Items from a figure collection
+-------+

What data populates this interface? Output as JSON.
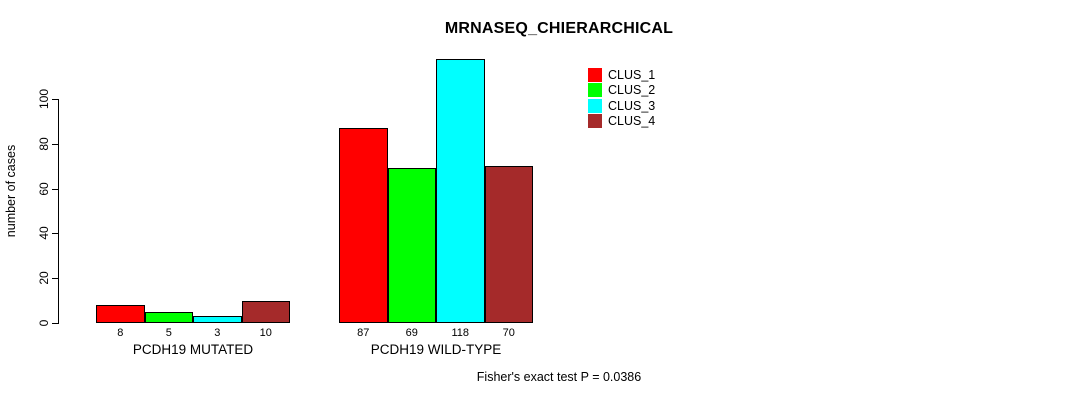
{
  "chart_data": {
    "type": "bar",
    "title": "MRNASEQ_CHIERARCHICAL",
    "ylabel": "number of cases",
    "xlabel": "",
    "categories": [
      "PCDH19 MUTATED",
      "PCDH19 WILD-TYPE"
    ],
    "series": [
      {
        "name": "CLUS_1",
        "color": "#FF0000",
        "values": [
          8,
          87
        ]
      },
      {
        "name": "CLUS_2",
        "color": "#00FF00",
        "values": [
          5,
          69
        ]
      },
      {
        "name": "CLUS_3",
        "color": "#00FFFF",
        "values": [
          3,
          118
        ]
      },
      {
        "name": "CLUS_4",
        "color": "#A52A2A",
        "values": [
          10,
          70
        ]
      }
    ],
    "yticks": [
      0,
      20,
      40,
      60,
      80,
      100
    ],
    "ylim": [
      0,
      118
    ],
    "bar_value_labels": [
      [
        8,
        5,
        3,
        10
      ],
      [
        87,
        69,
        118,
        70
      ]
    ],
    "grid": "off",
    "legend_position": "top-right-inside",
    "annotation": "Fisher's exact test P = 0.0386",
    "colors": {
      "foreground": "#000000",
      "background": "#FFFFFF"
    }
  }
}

+-------+

* DESCRIPTION OF THE TASK
Please repeat the records above exactly, omitting any pictures they contain.

* RESULT OF THIS EXERCISE
What data populates this interface? Output as JSON.
{
  "chart_data": {
    "type": "bar",
    "title": "MRNASEQ_CHIERARCHICAL",
    "ylabel": "number of cases",
    "xlabel": "",
    "categories": [
      "PCDH19 MUTATED",
      "PCDH19 WILD-TYPE"
    ],
    "series": [
      {
        "name": "CLUS_1",
        "color": "#FF0000",
        "values": [
          8,
          87
        ]
      },
      {
        "name": "CLUS_2",
        "color": "#00FF00",
        "values": [
          5,
          69
        ]
      },
      {
        "name": "CLUS_3",
        "color": "#00FFFF",
        "values": [
          3,
          118
        ]
      },
      {
        "name": "CLUS_4",
        "color": "#A52A2A",
        "values": [
          10,
          70
        ]
      }
    ],
    "yticks": [
      0,
      20,
      40,
      60,
      80,
      100
    ],
    "ylim": [
      0,
      118
    ],
    "bar_value_labels": [
      [
        8,
        5,
        3,
        10
      ],
      [
        87,
        69,
        118,
        70
      ]
    ],
    "grid": "off",
    "legend_position": "top-right-inside",
    "annotation": "Fisher's exact test P = 0.0386",
    "colors": {
      "foreground": "#000000",
      "background": "#FFFFFF"
    }
  }
}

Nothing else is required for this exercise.